Task to complete - Find the string "Change" in the listing and report every line that has it.

Supplied data -
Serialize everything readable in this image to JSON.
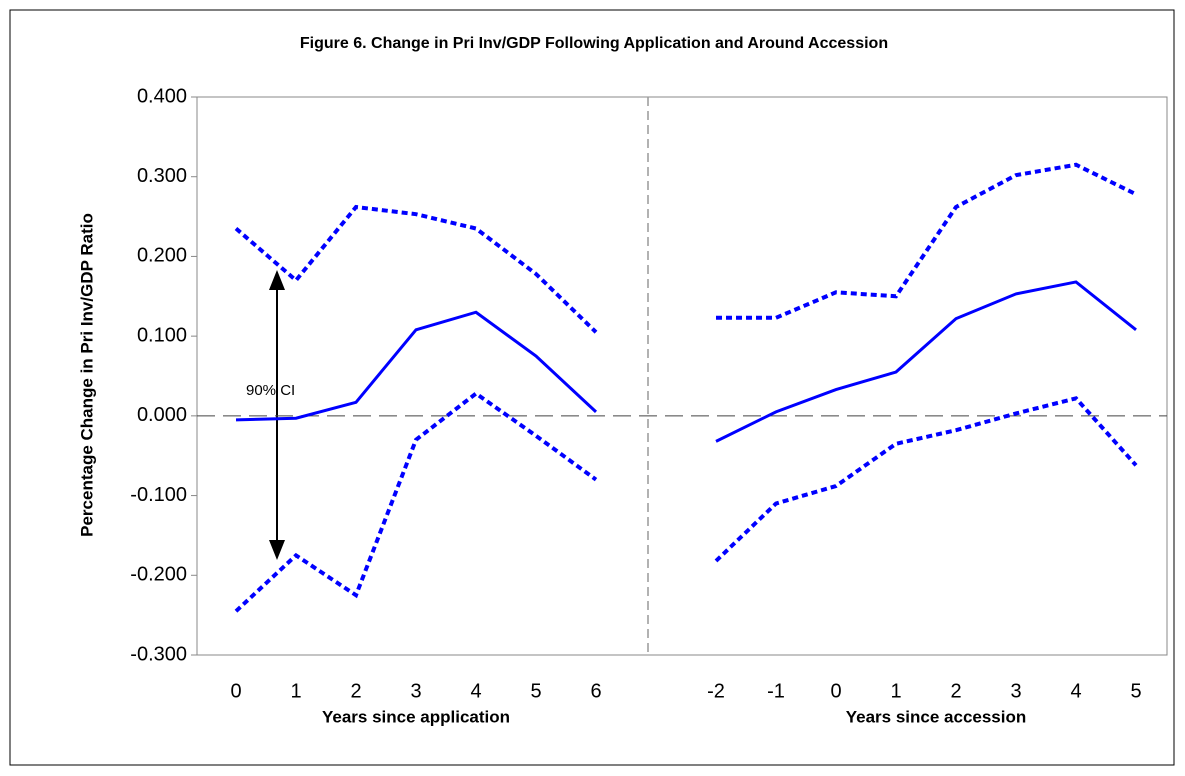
{
  "chart_data": {
    "type": "line",
    "title": "Figure 6. Change in Pri Inv/GDP Following Application and Around Accession",
    "y_label": "Percentage Change in Pri Inv/GDP Ratio",
    "x_labels": [
      "Years since application",
      "Years since accession"
    ],
    "annotation": "90% CI",
    "categories": [
      "0",
      "1",
      "2",
      "3",
      "4",
      "5",
      "6",
      null,
      "-2",
      "-1",
      "0",
      "1",
      "2",
      "3",
      "4",
      "5"
    ],
    "series": [
      {
        "color": "#0000ff",
        "style": "solid",
        "values": [
          -0.005,
          -0.003,
          0.017,
          0.108,
          0.13,
          0.075,
          0.005,
          null,
          -0.032,
          0.005,
          0.033,
          0.055,
          0.122,
          0.153,
          0.168,
          0.108
        ]
      },
      {
        "color": "#0000ff",
        "style": "dotted",
        "values": [
          0.235,
          0.17,
          0.262,
          0.253,
          0.235,
          0.178,
          0.105,
          null,
          0.123,
          0.123,
          0.155,
          0.15,
          0.262,
          0.302,
          0.315,
          0.278
        ]
      },
      {
        "color": "#0000ff",
        "style": "dotted",
        "values": [
          -0.245,
          -0.175,
          -0.225,
          -0.03,
          0.028,
          -0.025,
          -0.08,
          null,
          -0.182,
          -0.11,
          -0.088,
          -0.035,
          -0.018,
          0.003,
          0.022,
          -0.062
        ]
      }
    ],
    "ylim": [
      -0.3,
      0.4
    ],
    "yticks": [
      {
        "value": -0.3,
        "label": "-0.300"
      },
      {
        "value": -0.2,
        "label": "-0.200"
      },
      {
        "value": -0.1,
        "label": "-0.100"
      },
      {
        "value": 0,
        "label": "0.000"
      },
      {
        "value": 0.1,
        "label": "0.100"
      },
      {
        "value": 0.2,
        "label": "0.200"
      },
      {
        "value": 0.3,
        "label": "0.300"
      },
      {
        "value": 0.4,
        "label": "0.400"
      }
    ],
    "zero_line": true,
    "grid": false
  }
}
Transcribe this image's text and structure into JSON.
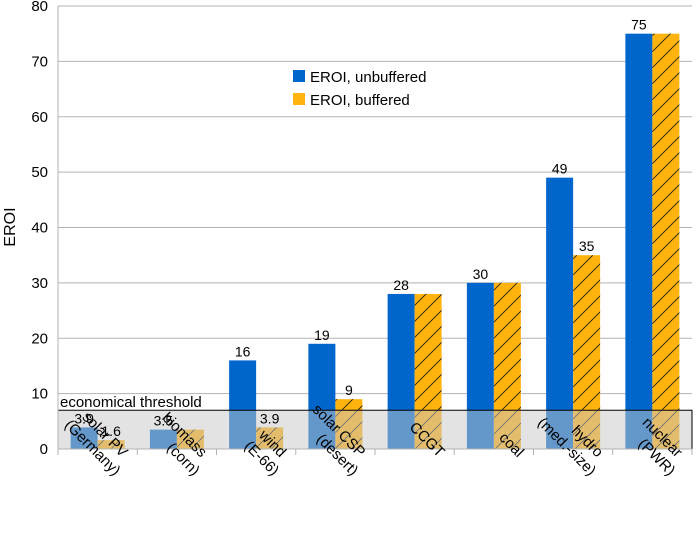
{
  "chart_data": {
    "type": "bar",
    "title": "",
    "xlabel": "",
    "ylabel": "EROI",
    "ylim": [
      0,
      80
    ],
    "yticks": [
      0,
      10,
      20,
      30,
      40,
      50,
      60,
      70,
      80
    ],
    "grid": true,
    "legend_position": "top-center",
    "categories": [
      [
        "solar PV",
        "(Germany)"
      ],
      [
        "biomass",
        "(corn)"
      ],
      [
        "wind",
        "(E-66)"
      ],
      [
        "solar CSP",
        "(desert)"
      ],
      [
        "CCGT"
      ],
      [
        "coal"
      ],
      [
        "hydro",
        "(med.-size)"
      ],
      [
        "nuclear",
        "(PWR)"
      ]
    ],
    "series": [
      {
        "name": "EROI, unbuffered",
        "color": "#0066cc",
        "pattern": "solid",
        "values": [
          3.9,
          3.5,
          16,
          19,
          28,
          30,
          49,
          75
        ],
        "labels": [
          "3.9",
          "3.5",
          "16",
          "19",
          "28",
          "30",
          "49",
          "75"
        ]
      },
      {
        "name": "EROI, buffered",
        "color": "#ffb30f",
        "pattern": "hatched",
        "values": [
          1.6,
          3.5,
          3.9,
          9,
          28,
          30,
          35,
          75
        ],
        "labels": [
          "1.6",
          "",
          "3.9",
          "9",
          "",
          "",
          "35",
          ""
        ]
      }
    ],
    "threshold": {
      "label": "economical threshold",
      "value": 7
    }
  }
}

Answer for this exercise -
    "title": "Figure 6. Change in Pri Inv/GDP Following Application and Around Accession",
    "y_label": "Percentage Change in Pri Inv/GDP Ratio",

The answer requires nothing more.